======== THE RECORDS ========
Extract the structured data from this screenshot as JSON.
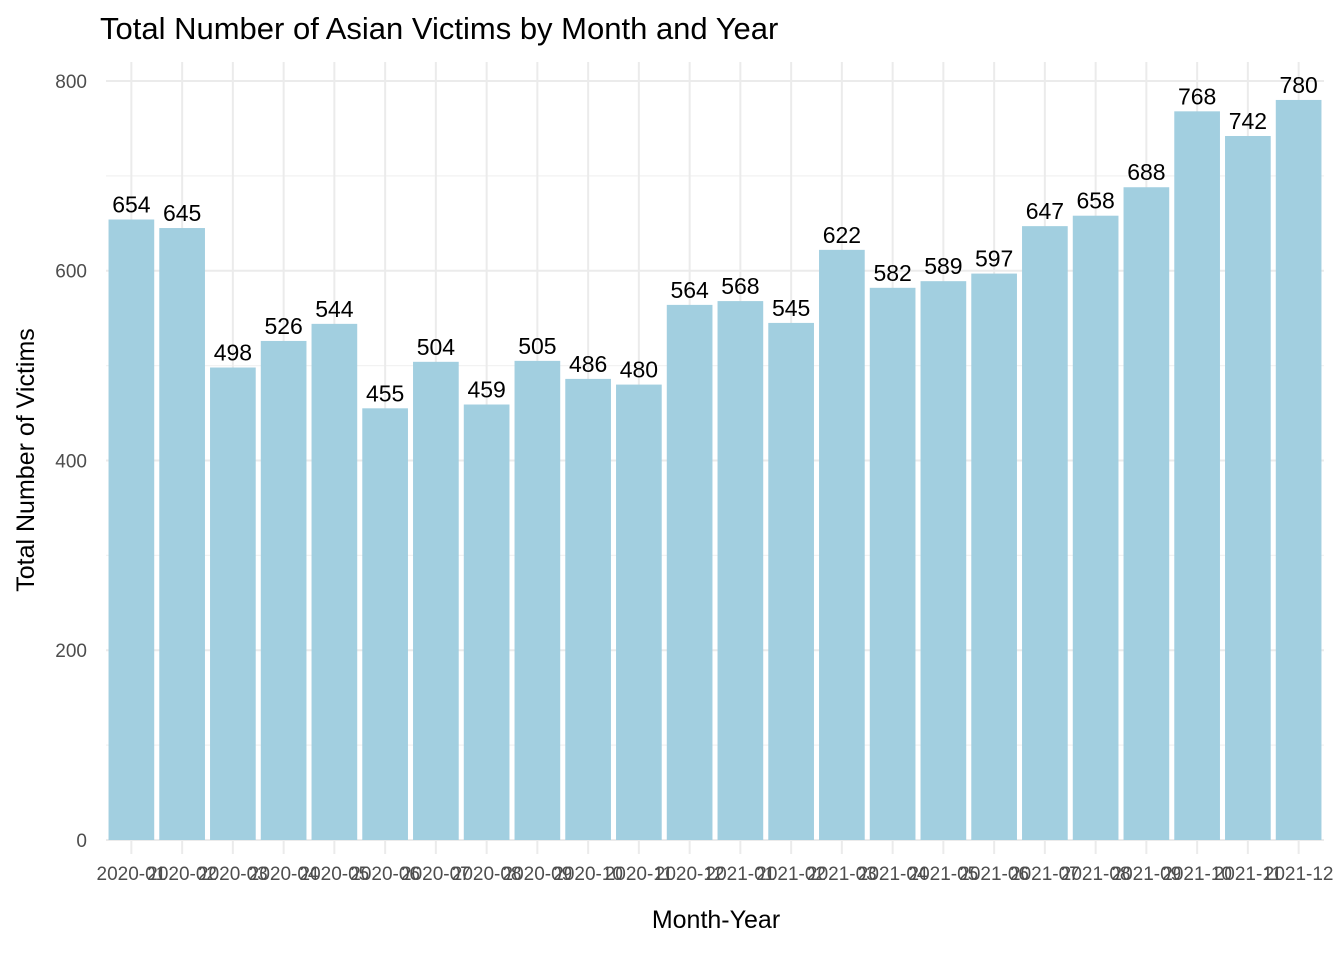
{
  "chart_data": {
    "type": "bar",
    "title": "Total Number of Asian Victims by Month and Year",
    "xlabel": "Month-Year",
    "ylabel": "Total Number of Victims",
    "categories": [
      "2020-01",
      "2020-02",
      "2020-03",
      "2020-04",
      "2020-05",
      "2020-06",
      "2020-07",
      "2020-08",
      "2020-09",
      "2020-10",
      "2020-11",
      "2020-12",
      "2021-01",
      "2021-02",
      "2021-03",
      "2021-04",
      "2021-05",
      "2021-06",
      "2021-07",
      "2021-08",
      "2021-09",
      "2021-10",
      "2021-11",
      "2021-12"
    ],
    "values": [
      654,
      645,
      498,
      526,
      544,
      455,
      504,
      459,
      505,
      486,
      480,
      564,
      568,
      545,
      622,
      582,
      589,
      597,
      647,
      658,
      688,
      768,
      742,
      780
    ],
    "ylim": [
      0,
      820
    ],
    "yticks": [
      0,
      200,
      400,
      600,
      800
    ],
    "grid": true,
    "bar_color": "#a2cfe0",
    "legend": "none"
  }
}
========
WHAT THIS TASK INVOLVES
Wherever the string "Total" appears in the entries above, list that line.

FINAL ANSWER
    "title": "Total Number of Asian Victims by Month and Year",
    "ylabel": "Total Number of Victims",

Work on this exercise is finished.